--- WORK TO BE COMPLETED ---
All of the records below should be output exactly.
<<<<
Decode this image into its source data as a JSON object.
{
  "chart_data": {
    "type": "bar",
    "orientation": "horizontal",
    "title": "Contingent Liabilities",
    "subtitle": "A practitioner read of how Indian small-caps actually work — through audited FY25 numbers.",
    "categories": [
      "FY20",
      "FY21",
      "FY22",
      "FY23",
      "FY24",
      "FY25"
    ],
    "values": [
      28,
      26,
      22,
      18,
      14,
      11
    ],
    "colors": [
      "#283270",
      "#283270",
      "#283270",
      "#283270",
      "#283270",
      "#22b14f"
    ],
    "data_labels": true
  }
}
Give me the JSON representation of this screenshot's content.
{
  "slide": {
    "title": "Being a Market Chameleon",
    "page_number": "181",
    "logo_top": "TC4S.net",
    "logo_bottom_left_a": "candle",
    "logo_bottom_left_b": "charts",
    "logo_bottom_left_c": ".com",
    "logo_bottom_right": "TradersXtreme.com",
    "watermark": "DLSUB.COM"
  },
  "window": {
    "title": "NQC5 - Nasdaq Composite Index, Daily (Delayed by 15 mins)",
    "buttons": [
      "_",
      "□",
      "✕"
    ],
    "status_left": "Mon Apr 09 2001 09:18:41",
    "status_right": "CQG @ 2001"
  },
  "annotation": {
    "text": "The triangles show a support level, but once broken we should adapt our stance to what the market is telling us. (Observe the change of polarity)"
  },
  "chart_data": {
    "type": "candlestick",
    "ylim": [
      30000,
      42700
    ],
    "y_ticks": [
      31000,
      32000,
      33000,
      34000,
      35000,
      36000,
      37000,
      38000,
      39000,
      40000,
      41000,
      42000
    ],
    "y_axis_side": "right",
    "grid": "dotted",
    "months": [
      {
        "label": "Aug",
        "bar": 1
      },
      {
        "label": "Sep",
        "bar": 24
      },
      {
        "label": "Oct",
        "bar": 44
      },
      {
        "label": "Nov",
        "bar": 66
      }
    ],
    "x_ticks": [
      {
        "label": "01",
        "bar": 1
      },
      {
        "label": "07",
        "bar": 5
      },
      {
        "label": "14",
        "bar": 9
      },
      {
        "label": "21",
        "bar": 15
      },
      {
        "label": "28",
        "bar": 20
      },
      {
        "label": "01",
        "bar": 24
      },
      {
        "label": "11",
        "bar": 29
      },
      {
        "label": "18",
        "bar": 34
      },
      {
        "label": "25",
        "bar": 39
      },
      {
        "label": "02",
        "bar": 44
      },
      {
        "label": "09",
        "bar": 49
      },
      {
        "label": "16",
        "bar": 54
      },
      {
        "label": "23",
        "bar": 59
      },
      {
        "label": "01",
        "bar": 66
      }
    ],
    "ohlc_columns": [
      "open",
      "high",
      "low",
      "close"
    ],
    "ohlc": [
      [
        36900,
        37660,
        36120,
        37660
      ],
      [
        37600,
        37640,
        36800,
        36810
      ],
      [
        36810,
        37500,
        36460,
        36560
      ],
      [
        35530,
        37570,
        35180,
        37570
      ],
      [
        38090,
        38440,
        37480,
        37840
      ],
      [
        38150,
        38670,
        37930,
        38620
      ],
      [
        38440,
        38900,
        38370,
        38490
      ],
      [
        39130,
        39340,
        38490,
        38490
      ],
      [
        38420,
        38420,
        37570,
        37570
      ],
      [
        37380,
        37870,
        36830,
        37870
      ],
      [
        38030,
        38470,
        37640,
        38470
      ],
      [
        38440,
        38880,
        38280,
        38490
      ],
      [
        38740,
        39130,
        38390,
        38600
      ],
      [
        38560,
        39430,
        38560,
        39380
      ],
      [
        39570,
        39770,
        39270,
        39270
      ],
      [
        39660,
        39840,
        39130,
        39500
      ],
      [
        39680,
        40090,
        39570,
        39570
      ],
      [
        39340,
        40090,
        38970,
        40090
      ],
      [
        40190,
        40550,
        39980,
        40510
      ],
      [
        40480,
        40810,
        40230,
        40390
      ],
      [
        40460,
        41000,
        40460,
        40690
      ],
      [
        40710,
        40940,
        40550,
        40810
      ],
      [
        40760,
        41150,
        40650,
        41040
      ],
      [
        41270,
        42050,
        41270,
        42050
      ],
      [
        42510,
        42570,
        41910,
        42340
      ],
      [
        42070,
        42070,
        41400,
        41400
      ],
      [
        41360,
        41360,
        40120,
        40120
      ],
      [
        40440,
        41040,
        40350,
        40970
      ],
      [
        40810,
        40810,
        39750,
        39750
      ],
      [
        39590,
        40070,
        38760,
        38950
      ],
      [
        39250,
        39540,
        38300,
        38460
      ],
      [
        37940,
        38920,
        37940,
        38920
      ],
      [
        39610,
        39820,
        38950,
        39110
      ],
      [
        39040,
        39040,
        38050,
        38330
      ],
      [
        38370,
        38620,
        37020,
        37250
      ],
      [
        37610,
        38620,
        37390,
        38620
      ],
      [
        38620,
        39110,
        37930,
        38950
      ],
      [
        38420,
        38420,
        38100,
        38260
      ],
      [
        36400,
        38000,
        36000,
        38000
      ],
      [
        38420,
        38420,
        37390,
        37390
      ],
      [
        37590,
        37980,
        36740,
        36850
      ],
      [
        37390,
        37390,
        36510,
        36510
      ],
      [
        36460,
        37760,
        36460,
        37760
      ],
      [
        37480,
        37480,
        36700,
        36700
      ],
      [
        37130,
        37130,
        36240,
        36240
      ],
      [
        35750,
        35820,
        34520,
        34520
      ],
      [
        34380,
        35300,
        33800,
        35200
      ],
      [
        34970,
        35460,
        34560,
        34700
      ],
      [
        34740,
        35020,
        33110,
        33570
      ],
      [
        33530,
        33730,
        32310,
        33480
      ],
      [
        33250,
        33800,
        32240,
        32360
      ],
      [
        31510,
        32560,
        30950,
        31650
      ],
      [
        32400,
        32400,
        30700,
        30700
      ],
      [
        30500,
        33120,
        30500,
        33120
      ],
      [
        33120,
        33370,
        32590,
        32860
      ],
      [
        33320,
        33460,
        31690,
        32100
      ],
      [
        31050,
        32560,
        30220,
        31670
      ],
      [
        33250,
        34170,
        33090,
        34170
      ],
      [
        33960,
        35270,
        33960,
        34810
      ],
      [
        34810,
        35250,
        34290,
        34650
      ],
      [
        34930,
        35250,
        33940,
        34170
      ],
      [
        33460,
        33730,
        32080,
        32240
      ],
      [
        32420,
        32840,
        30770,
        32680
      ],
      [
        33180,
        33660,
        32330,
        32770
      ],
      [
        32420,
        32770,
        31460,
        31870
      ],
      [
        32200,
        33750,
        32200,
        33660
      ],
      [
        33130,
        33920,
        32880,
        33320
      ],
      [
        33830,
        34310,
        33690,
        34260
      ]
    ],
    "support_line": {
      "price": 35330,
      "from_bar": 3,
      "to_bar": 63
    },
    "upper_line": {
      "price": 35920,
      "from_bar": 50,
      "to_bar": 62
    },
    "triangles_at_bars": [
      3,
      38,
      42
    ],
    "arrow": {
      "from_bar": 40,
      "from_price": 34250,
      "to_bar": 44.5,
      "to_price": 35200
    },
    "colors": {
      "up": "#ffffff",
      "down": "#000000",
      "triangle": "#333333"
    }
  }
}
>>>>
--- SOLVED PROBLEM ---
Decode this image into its source data as a JSON object.
{
  "chart_data": {
    "type": "bar",
    "orientation": "horizontal",
    "title": "Contingent Liabilities",
    "subtitle": "A practitioner read of how Indian small-caps actually work — through audited FY25 numbers.",
    "categories": [
      "FY20",
      "FY21",
      "FY22",
      "FY23",
      "FY24",
      "FY25"
    ],
    "values": [
      28,
      26,
      22,
      18,
      14,
      11
    ],
    "colors": [
      "#283270",
      "#283270",
      "#283270",
      "#283270",
      "#283270",
      "#22b14f"
    ],
    "data_labels": true
  }
}
Give me the JSON representation of this screenshot's content.
{
  "slide": {
    "title": "Being a Market Chameleon",
    "page_number": "181",
    "logo_top": "TC4S.net",
    "logo_bottom_left_a": "candle",
    "logo_bottom_left_b": "charts",
    "logo_bottom_left_c": ".com",
    "logo_bottom_right": "TradersXtreme.com",
    "watermark": "DLSUB.COM"
  },
  "window": {
    "title": "NQC5 - Nasdaq Composite Index, Daily (Delayed by 15 mins)",
    "buttons": [
      "_",
      "□",
      "✕"
    ],
    "status_left": "Mon Apr 09 2001 09:18:41",
    "status_right": "CQG @ 2001"
  },
  "annotation": {
    "text": "The triangles show a support level, but once broken we should adapt our stance to what the market is telling us. (Observe the change of polarity)"
  },
  "chart_data": {
    "type": "candlestick",
    "ylim": [
      30000,
      42700
    ],
    "y_ticks": [
      31000,
      32000,
      33000,
      34000,
      35000,
      36000,
      37000,
      38000,
      39000,
      40000,
      41000,
      42000
    ],
    "y_axis_side": "right",
    "grid": "dotted",
    "months": [
      {
        "label": "Aug",
        "bar": 1
      },
      {
        "label": "Sep",
        "bar": 24
      },
      {
        "label": "Oct",
        "bar": 44
      },
      {
        "label": "Nov",
        "bar": 66
      }
    ],
    "x_ticks": [
      {
        "label": "01",
        "bar": 1
      },
      {
        "label": "07",
        "bar": 5
      },
      {
        "label": "14",
        "bar": 9
      },
      {
        "label": "21",
        "bar": 15
      },
      {
        "label": "28",
        "bar": 20
      },
      {
        "label": "01",
        "bar": 24
      },
      {
        "label": "11",
        "bar": 29
      },
      {
        "label": "18",
        "bar": 34
      },
      {
        "label": "25",
        "bar": 39
      },
      {
        "label": "02",
        "bar": 44
      },
      {
        "label": "09",
        "bar": 49
      },
      {
        "label": "16",
        "bar": 54
      },
      {
        "label": "23",
        "bar": 59
      },
      {
        "label": "01",
        "bar": 66
      }
    ],
    "ohlc_columns": [
      "open",
      "high",
      "low",
      "close"
    ],
    "ohlc": [
      [
        36900,
        37660,
        36120,
        37660
      ],
      [
        37600,
        37640,
        36800,
        36810
      ],
      [
        36810,
        37500,
        36460,
        36560
      ],
      [
        35530,
        37570,
        35180,
        37570
      ],
      [
        38090,
        38440,
        37480,
        37840
      ],
      [
        38150,
        38670,
        37930,
        38620
      ],
      [
        38440,
        38900,
        38370,
        38490
      ],
      [
        39130,
        39340,
        38490,
        38490
      ],
      [
        38420,
        38420,
        37570,
        37570
      ],
      [
        37380,
        37870,
        36830,
        37870
      ],
      [
        38030,
        38470,
        37640,
        38470
      ],
      [
        38440,
        38880,
        38280,
        38490
      ],
      [
        38740,
        39130,
        38390,
        38600
      ],
      [
        38560,
        39430,
        38560,
        39380
      ],
      [
        39570,
        39770,
        39270,
        39270
      ],
      [
        39660,
        39840,
        39130,
        39500
      ],
      [
        39680,
        40090,
        39570,
        39570
      ],
      [
        39340,
        40090,
        38970,
        40090
      ],
      [
        40190,
        40550,
        39980,
        40510
      ],
      [
        40480,
        40810,
        40230,
        40390
      ],
      [
        40460,
        41000,
        40460,
        40690
      ],
      [
        40710,
        40940,
        40550,
        40810
      ],
      [
        40760,
        41150,
        40650,
        41040
      ],
      [
        41270,
        42050,
        41270,
        42050
      ],
      [
        42510,
        42570,
        41910,
        42340
      ],
      [
        42070,
        42070,
        41400,
        41400
      ],
      [
        41360,
        41360,
        40120,
        40120
      ],
      [
        40440,
        41040,
        40350,
        40970
      ],
      [
        40810,
        40810,
        39750,
        39750
      ],
      [
        39590,
        40070,
        38760,
        38950
      ],
      [
        39250,
        39540,
        38300,
        38460
      ],
      [
        37940,
        38920,
        37940,
        38920
      ],
      [
        39610,
        39820,
        38950,
        39110
      ],
      [
        39040,
        39040,
        38050,
        38330
      ],
      [
        38370,
        38620,
        37020,
        37250
      ],
      [
        37610,
        38620,
        37390,
        38620
      ],
      [
        38620,
        39110,
        37930,
        38950
      ],
      [
        38420,
        38420,
        38100,
        38260
      ],
      [
        36400,
        38000,
        36000,
        38000
      ],
      [
        38420,
        38420,
        37390,
        37390
      ],
      [
        37590,
        37980,
        36740,
        36850
      ],
      [
        37390,
        37390,
        36510,
        36510
      ],
      [
        36460,
        37760,
        36460,
        37760
      ],
      [
        37480,
        37480,
        36700,
        36700
      ],
      [
        37130,
        37130,
        36240,
        36240
      ],
      [
        35750,
        35820,
        34520,
        34520
      ],
      [
        34380,
        35300,
        33800,
        35200
      ],
      [
        34970,
        35460,
        34560,
        34700
      ],
      [
        34740,
        35020,
        33110,
        33570
      ],
      [
        33530,
        33730,
        32310,
        33480
      ],
      [
        33250,
        33800,
        32240,
        32360
      ],
      [
        31510,
        32560,
        30950,
        31650
      ],
      [
        32400,
        32400,
        30700,
        30700
      ],
      [
        30500,
        33120,
        30500,
        33120
      ],
      [
        33120,
        33370,
        32590,
        32860
      ],
      [
        33320,
        33460,
        31690,
        32100
      ],
      [
        31050,
        32560,
        30220,
        31670
      ],
      [
        33250,
        34170,
        33090,
        34170
      ],
      [
        33960,
        35270,
        33960,
        34810
      ],
      [
        34810,
        35250,
        34290,
        34650
      ],
      [
        34930,
        35250,
        33940,
        34170
      ],
      [
        33460,
        33730,
        32080,
        32240
      ],
      [
        32420,
        32840,
        30770,
        32680
      ],
      [
        33180,
        33660,
        32330,
        32770
      ],
      [
        32420,
        32770,
        31460,
        31870
      ],
      [
        32200,
        33750,
        32200,
        33660
      ],
      [
        33130,
        33920,
        32880,
        33320
      ],
      [
        33830,
        34310,
        33690,
        34260
      ]
    ],
    "support_line": {
      "price": 35330,
      "from_bar": 3,
      "to_bar": 63
    },
    "upper_line": {
      "price": 35920,
      "from_bar": 50,
      "to_bar": 62
    },
    "triangles_at_bars": [
      3,
      38,
      42
    ],
    "arrow": {
      "from_bar": 40,
      "from_price": 34250,
      "to_bar": 44.5,
      "to_price": 35200
    },
    "colors": {
      "up": "#ffffff",
      "down": "#000000",
      "triangle": "#333333"
    }
  }
}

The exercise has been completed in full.